(PROBLEM TO SOLVE):
Edit the stretch of data from the line containing "- page-title: 2.4" through the line containing "- definition-formula: a" so that "page-title" becomes "heading", keeping everything else the same. Return only those lines.

(ITEMS):
--- --- ---
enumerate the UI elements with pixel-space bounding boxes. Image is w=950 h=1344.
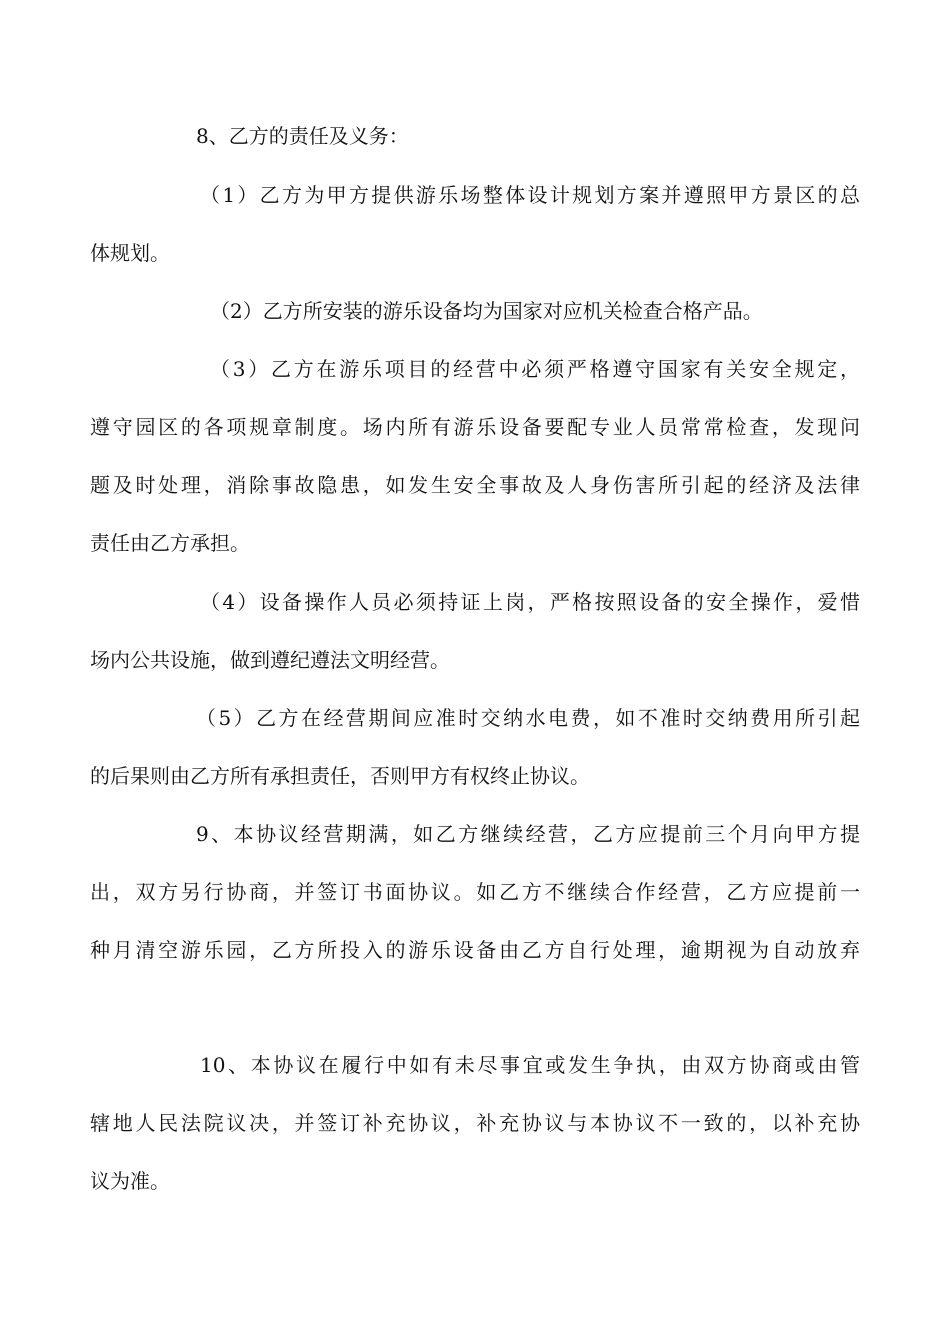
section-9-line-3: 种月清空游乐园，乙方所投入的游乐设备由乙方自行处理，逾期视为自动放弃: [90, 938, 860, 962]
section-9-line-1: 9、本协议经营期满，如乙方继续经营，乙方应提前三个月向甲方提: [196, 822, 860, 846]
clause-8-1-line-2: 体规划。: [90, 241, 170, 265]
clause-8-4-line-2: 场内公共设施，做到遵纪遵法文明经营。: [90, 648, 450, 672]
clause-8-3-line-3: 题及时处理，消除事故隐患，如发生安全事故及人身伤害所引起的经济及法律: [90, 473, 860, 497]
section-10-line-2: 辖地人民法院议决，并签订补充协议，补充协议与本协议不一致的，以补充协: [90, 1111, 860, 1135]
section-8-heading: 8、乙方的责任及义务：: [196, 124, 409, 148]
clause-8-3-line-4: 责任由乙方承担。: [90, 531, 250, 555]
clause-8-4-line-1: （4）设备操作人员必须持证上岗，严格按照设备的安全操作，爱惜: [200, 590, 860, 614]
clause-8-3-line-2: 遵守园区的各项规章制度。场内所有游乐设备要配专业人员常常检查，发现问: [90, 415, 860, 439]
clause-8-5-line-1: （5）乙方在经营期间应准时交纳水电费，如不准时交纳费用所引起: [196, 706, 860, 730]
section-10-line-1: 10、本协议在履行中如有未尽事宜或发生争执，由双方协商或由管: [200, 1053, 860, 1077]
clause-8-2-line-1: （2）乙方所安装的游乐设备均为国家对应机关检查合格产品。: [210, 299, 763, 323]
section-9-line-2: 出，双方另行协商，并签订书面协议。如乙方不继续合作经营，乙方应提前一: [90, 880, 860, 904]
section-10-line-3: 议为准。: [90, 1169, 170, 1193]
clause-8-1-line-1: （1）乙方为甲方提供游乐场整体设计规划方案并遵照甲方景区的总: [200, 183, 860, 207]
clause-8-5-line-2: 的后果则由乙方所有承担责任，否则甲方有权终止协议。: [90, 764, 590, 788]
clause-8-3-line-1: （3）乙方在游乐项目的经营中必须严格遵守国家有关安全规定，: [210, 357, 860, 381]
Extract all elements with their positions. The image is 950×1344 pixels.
--- --- ---
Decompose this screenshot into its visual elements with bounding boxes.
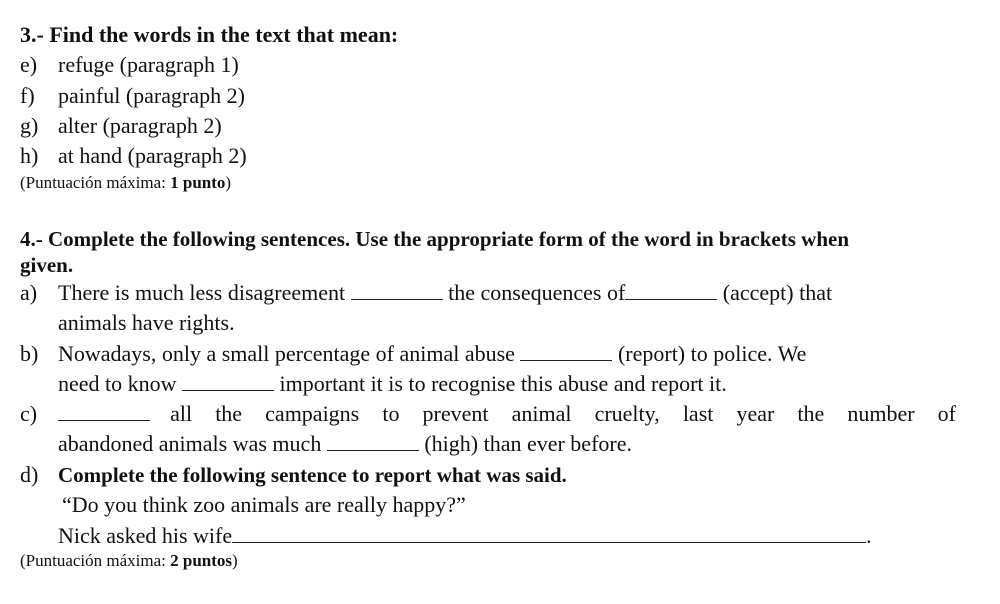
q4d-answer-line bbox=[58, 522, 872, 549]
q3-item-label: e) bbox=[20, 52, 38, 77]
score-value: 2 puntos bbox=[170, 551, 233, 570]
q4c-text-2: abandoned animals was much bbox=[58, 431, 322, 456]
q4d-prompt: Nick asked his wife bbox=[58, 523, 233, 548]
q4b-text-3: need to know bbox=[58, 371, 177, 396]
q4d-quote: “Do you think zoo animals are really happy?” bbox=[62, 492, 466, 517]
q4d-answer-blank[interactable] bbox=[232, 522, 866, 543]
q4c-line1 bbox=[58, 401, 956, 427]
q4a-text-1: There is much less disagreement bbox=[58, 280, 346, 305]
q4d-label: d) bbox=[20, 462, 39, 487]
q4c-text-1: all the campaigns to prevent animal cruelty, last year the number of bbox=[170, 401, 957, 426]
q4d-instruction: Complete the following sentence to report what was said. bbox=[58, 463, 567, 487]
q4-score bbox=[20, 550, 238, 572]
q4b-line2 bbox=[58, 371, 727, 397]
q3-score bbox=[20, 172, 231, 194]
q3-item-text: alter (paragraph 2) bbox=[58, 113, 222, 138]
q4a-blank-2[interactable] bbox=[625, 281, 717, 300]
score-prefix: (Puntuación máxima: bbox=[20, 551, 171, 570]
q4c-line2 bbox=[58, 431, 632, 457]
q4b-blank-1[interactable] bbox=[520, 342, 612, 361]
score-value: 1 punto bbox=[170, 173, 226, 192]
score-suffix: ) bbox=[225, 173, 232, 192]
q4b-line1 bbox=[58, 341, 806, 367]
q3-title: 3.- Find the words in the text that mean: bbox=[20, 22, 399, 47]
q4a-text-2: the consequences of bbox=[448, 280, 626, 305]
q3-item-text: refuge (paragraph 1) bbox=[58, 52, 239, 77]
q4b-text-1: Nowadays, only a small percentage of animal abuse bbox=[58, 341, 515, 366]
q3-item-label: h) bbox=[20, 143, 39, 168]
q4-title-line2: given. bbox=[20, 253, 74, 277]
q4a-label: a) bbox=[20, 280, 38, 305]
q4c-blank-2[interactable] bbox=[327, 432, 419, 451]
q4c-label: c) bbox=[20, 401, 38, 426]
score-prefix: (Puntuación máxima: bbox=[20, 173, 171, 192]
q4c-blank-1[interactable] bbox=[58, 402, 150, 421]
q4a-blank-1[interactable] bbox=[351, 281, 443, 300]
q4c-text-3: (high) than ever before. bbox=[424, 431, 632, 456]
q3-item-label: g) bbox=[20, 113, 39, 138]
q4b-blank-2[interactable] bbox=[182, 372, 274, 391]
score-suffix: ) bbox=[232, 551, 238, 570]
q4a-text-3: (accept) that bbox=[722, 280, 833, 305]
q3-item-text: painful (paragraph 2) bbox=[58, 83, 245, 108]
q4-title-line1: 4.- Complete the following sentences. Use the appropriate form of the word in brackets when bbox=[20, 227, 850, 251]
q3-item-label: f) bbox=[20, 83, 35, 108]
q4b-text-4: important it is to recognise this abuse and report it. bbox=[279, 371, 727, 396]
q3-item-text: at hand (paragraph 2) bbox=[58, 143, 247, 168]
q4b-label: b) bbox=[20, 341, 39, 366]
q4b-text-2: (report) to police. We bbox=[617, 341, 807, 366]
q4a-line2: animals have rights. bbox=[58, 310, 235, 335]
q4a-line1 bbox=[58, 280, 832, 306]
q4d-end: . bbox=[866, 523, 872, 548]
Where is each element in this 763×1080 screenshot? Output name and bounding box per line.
--- --- ---
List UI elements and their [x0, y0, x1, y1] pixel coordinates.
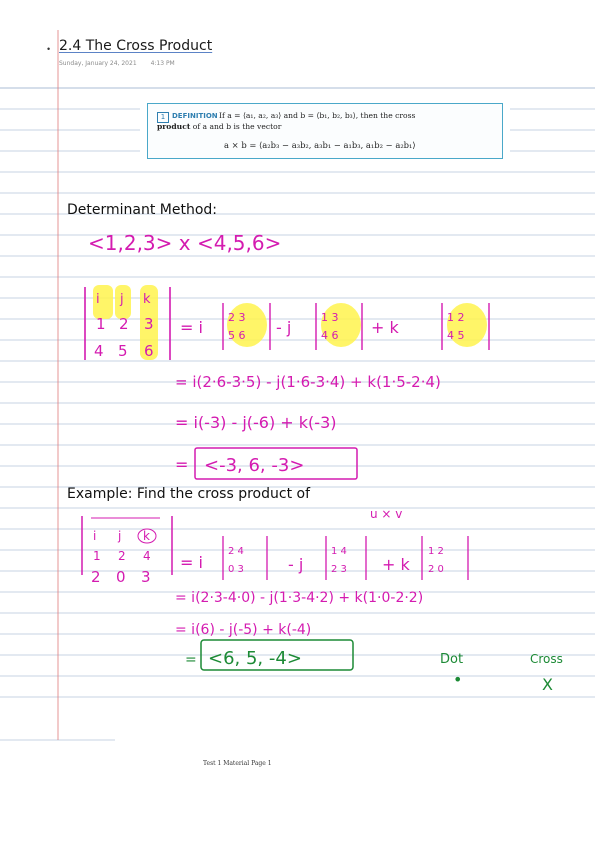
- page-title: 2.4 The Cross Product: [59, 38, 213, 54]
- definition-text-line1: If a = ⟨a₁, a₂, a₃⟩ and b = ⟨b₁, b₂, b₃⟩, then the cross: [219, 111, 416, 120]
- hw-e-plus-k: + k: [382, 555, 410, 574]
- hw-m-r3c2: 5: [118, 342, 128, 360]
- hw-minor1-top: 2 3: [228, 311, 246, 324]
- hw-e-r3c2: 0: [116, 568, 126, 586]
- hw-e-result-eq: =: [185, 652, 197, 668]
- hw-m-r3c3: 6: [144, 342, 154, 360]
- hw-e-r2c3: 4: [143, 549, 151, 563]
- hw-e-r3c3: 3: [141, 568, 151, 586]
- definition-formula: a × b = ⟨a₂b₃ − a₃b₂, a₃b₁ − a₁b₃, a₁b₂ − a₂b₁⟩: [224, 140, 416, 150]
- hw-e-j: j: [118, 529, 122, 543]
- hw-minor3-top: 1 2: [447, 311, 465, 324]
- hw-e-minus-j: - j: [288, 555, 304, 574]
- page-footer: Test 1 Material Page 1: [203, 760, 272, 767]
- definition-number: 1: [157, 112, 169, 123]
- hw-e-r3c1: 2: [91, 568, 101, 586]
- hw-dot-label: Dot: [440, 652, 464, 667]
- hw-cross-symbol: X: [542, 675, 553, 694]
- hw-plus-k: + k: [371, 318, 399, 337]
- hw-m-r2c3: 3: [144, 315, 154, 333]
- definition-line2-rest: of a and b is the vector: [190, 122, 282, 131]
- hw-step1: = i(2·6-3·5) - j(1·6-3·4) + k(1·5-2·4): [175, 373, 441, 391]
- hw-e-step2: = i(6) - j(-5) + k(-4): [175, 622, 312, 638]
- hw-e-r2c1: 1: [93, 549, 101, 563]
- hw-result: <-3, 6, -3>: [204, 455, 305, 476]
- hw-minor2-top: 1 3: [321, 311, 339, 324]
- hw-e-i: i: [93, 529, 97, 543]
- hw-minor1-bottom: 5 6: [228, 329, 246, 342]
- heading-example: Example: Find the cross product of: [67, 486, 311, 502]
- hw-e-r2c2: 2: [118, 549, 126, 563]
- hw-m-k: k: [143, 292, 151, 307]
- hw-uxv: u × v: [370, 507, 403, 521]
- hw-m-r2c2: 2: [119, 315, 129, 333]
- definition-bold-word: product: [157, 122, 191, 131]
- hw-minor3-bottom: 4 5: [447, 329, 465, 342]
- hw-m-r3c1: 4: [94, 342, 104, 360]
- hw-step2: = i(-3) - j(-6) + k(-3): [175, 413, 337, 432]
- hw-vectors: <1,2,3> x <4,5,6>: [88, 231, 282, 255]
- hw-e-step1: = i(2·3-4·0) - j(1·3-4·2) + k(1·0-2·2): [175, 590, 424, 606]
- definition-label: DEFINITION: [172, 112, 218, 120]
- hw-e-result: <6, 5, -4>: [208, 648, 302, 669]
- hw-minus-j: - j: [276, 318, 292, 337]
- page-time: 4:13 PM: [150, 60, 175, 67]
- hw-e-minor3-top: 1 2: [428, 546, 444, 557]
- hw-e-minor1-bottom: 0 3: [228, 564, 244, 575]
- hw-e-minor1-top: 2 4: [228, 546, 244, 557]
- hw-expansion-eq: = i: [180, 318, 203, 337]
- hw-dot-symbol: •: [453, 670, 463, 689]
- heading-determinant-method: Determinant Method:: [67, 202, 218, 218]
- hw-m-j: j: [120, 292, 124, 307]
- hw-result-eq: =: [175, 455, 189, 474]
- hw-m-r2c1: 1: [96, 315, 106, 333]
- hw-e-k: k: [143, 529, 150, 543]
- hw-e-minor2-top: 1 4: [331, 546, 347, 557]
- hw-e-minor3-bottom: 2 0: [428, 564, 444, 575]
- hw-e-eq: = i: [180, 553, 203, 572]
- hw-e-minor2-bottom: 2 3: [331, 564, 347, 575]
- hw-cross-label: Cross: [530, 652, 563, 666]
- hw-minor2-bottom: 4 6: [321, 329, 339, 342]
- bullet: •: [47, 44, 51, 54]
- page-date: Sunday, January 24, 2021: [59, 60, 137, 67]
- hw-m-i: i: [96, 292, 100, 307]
--- --- ---
(CORRECT RESULT):
- heading: 2.4 The Cross Product: [59, 38, 213, 54]
- definition-text-line1: If a = ⟨a₁, a₂, a₃⟩ and b = ⟨b₁, b₂, b₃⟩, then the cross: [219, 111, 416, 120]
- hw-e-plus-k: + k: [382, 555, 410, 574]
- hw-m-r3c2: 5: [118, 342, 128, 360]
- hw-minor1-top: 2 3: [228, 311, 246, 324]
- hw-e-r3c2: 0: [116, 568, 126, 586]
- hw-e-result-eq: =: [185, 652, 197, 668]
- hw-m-r3c3: 6: [144, 342, 154, 360]
- hw-e-r2c3: 4: [143, 549, 151, 563]
- hw-e-r3c3: 3: [141, 568, 151, 586]
- definition-formula: a × b = ⟨a₂b₃ − a₃b₂, a₃b₁ − a₁b₃, a₁b₂ − a₂b₁⟩: [224, 140, 416, 150]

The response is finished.